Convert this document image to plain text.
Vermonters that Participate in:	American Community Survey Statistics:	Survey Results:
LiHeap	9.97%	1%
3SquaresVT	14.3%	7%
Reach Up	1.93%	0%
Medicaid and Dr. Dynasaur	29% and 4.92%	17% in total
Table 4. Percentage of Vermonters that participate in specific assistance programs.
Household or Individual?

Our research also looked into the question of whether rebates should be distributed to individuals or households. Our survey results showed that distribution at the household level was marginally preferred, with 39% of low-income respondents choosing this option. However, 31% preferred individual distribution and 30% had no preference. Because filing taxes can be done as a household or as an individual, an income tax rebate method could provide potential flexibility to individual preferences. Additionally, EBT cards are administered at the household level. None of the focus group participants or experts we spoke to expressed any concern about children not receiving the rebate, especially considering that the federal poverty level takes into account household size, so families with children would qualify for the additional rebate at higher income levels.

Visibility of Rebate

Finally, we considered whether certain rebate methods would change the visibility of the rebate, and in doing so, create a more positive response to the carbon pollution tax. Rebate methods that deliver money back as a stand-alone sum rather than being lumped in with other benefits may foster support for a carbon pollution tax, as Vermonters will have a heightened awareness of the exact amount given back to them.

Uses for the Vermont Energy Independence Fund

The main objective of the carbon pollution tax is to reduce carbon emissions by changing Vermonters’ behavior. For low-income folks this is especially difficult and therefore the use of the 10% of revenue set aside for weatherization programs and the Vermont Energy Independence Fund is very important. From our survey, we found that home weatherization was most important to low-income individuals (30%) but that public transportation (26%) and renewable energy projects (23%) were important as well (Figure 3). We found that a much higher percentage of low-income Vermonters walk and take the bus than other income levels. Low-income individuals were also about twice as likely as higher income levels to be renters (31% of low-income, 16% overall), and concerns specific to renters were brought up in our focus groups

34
_ _ _ _
» Short problem: Scan the listing above and identify each line holding the string "Independence"; copy every such line.

» In response:
Uses for the Vermont Energy Independence Fund
The main objective of the carbon pollution tax is to reduce carbon emissions by changing Vermonters’ behavior. For low-income folks this is especially difficult and therefore the use of the 10% of revenue set aside for weatherization programs and the Vermont Energy Independence Fund is very important. From our survey, we found that home weatherization was most important to low-income individuals (30%) but that public transportation (26%) and renewable energy projects (23%) were important as well (Figure 3). We found that a much higher percentage of low-income Vermonters walk and take the bus than other income levels. Low-income individuals were also about twice as likely as higher income levels to be renters (31% of low-income, 16% overall), and concerns specific to renters were brought up in our focus groups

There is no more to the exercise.